◆ What needs to be done
Give back a single number, the count of lines containing the word "XAUUSDm".

◆ Data provided
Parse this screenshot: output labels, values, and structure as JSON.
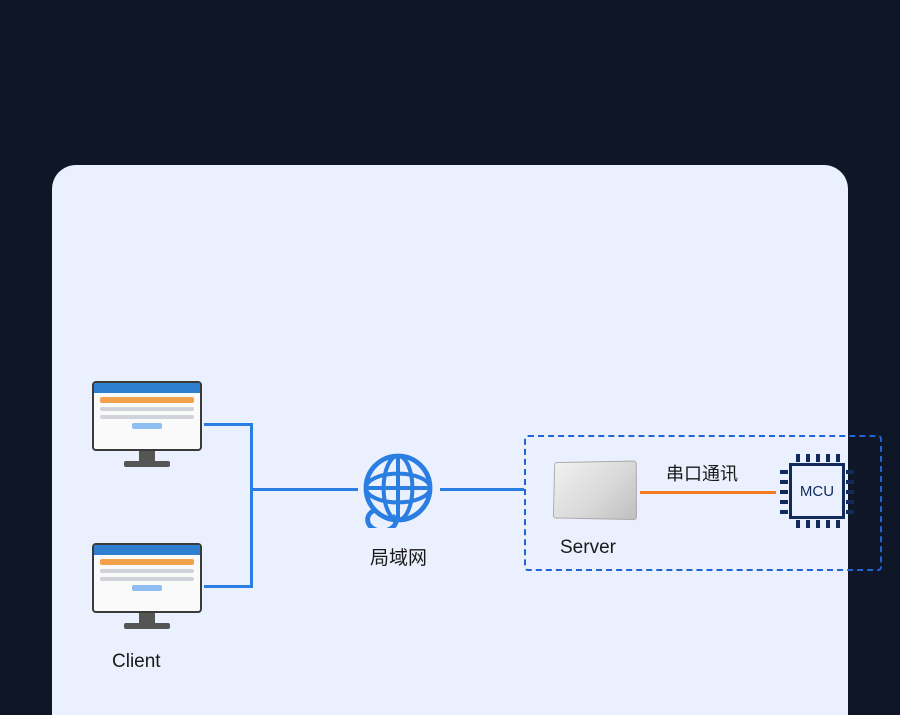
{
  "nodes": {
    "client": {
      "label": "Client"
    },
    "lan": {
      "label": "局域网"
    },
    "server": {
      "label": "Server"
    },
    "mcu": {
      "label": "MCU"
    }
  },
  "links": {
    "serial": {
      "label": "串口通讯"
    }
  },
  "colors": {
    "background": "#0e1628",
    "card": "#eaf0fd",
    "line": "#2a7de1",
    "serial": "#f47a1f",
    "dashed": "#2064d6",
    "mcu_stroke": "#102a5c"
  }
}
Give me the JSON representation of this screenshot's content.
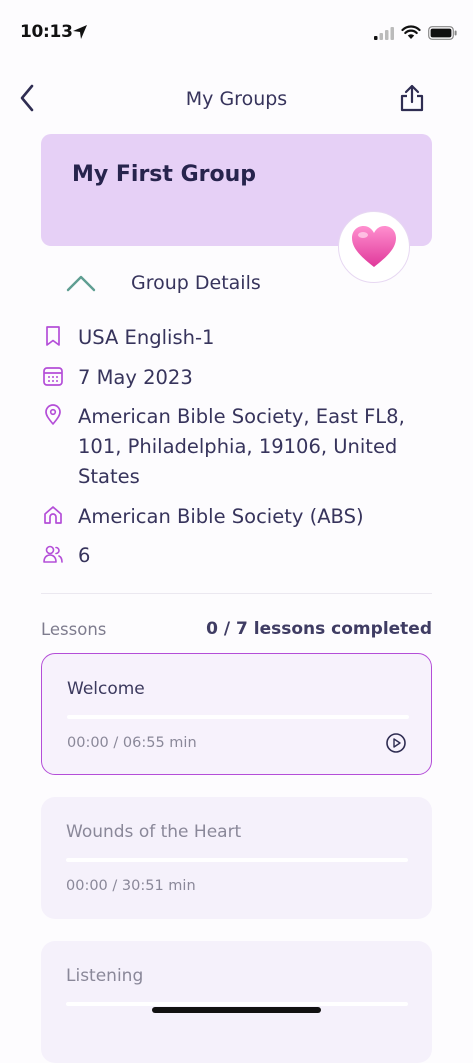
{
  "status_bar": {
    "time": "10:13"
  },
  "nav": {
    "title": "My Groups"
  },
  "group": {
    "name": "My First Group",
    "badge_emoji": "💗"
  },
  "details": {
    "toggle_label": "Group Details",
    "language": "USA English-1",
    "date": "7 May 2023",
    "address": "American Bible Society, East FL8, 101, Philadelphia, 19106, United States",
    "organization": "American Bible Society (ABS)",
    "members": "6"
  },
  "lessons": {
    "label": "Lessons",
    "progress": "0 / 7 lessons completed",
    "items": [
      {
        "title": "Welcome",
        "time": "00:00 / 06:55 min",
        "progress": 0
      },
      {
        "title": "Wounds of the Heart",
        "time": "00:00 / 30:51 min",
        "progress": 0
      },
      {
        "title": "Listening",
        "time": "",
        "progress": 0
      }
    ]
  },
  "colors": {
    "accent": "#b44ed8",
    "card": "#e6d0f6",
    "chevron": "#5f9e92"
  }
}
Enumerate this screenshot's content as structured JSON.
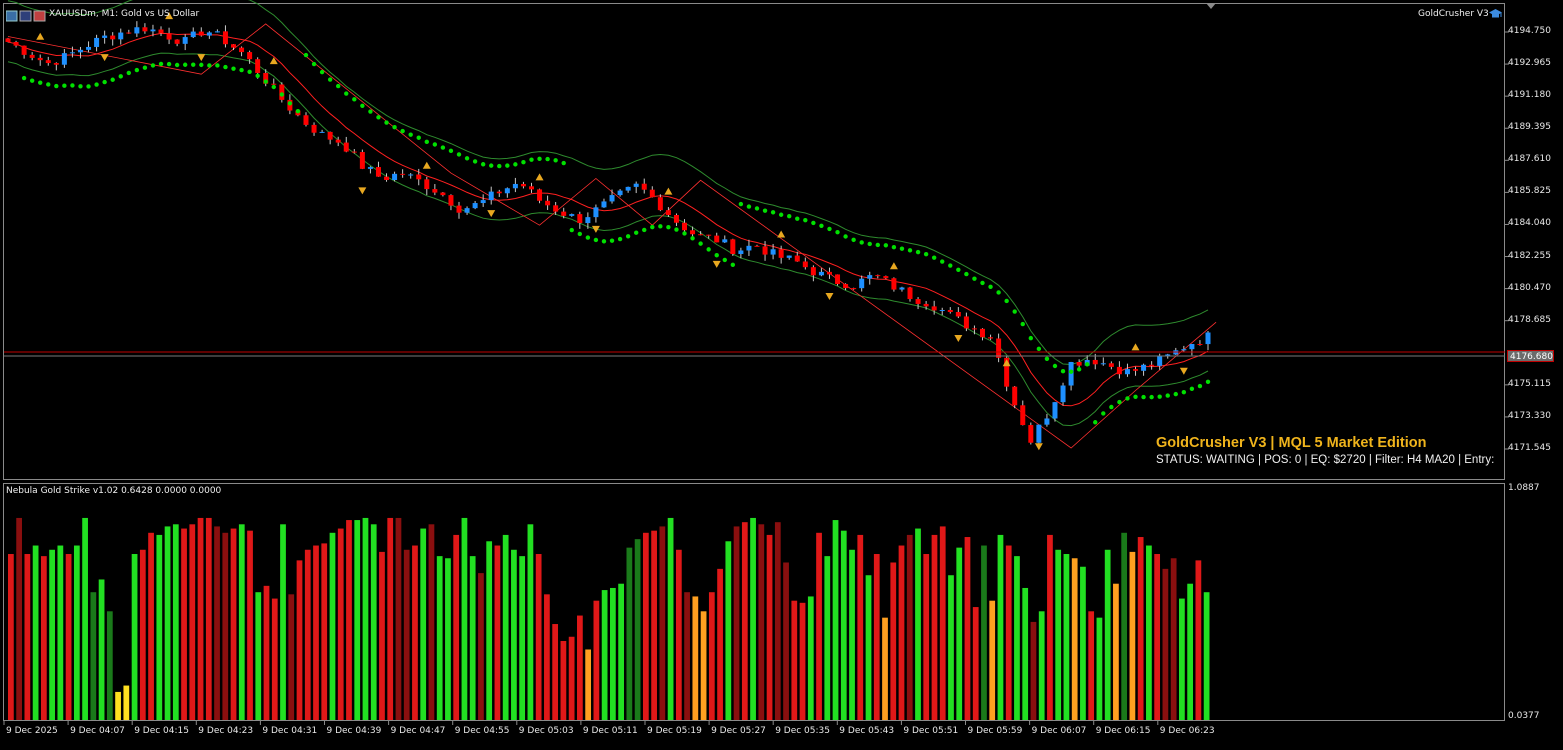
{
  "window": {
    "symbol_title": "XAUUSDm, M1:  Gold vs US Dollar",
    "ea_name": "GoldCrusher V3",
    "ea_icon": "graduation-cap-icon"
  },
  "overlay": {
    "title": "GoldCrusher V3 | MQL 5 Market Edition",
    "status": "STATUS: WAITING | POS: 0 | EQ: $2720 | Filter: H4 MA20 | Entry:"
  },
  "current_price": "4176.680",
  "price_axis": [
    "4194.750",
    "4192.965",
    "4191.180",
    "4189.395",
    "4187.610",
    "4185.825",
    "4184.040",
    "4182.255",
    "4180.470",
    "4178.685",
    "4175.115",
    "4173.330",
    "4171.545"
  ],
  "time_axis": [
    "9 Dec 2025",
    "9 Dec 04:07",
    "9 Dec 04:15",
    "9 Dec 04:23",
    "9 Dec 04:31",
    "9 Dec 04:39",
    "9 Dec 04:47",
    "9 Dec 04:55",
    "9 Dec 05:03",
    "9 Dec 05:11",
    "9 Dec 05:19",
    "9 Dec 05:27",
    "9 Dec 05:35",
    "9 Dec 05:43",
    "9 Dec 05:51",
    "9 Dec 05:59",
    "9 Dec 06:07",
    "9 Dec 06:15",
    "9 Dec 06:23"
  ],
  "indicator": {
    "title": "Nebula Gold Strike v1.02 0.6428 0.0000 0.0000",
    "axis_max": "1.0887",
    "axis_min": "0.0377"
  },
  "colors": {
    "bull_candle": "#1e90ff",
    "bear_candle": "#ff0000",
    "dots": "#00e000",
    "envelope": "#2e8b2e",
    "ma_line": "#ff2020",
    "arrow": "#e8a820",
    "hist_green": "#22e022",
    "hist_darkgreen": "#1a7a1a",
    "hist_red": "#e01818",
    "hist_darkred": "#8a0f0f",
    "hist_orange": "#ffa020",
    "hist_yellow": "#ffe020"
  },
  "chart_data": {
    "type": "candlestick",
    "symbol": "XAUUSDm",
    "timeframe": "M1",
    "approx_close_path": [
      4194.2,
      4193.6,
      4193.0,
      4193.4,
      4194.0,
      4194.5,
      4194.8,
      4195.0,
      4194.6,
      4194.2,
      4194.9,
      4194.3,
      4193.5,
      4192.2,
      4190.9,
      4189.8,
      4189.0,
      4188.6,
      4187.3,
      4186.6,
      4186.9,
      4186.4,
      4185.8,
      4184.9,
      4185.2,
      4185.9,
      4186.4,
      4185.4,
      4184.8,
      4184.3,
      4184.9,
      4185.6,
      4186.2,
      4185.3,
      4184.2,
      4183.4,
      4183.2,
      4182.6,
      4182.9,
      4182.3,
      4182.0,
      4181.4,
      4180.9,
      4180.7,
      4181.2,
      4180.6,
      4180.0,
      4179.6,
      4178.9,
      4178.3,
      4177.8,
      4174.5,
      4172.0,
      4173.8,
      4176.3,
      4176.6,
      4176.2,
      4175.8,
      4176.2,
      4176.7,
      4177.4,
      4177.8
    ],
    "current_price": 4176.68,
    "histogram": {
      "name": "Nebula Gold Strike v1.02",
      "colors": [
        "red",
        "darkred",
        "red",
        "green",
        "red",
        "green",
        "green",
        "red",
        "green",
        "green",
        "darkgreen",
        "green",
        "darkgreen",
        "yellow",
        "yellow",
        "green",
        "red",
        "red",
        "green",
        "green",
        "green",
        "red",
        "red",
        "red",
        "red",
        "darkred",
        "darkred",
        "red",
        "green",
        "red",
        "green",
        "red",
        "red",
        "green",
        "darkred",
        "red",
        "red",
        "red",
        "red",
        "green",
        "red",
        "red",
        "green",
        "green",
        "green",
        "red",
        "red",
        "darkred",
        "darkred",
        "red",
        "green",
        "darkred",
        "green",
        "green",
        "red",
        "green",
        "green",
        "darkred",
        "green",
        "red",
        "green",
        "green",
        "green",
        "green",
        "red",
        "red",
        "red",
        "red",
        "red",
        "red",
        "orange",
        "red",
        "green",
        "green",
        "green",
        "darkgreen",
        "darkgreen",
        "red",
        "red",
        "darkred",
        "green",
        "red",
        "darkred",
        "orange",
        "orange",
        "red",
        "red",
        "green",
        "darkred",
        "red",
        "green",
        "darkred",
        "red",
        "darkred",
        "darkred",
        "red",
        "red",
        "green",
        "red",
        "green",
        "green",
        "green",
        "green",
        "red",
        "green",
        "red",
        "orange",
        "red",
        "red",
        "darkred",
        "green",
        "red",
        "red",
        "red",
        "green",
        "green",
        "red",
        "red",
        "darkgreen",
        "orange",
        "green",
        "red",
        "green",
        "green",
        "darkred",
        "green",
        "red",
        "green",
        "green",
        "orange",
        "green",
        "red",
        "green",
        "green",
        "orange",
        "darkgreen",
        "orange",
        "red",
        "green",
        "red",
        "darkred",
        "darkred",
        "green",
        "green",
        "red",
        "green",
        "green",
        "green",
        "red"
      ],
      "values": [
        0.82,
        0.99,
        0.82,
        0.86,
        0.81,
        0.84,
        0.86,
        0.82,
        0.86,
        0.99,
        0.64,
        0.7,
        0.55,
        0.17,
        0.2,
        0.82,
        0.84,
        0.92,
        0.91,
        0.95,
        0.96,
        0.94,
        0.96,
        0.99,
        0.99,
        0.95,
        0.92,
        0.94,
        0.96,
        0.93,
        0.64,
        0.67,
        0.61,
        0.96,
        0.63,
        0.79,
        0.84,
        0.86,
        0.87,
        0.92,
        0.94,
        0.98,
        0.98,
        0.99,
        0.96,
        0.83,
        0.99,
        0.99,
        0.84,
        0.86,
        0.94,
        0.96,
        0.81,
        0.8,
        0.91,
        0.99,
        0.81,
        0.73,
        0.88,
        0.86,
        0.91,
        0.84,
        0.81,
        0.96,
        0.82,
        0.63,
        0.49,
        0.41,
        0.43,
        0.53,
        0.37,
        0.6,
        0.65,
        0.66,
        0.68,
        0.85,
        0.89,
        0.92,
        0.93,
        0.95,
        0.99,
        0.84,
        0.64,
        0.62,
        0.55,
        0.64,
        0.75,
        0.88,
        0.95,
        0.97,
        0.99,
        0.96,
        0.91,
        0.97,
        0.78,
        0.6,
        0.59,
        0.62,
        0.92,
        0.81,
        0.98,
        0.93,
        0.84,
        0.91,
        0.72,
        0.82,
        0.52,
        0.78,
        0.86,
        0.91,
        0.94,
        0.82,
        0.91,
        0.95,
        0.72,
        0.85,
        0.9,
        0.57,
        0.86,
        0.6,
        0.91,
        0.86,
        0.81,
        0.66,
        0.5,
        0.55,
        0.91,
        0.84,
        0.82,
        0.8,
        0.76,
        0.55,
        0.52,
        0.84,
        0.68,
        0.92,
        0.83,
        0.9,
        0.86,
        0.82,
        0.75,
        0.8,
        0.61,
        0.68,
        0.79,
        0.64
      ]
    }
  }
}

◆ Solution to the problem
2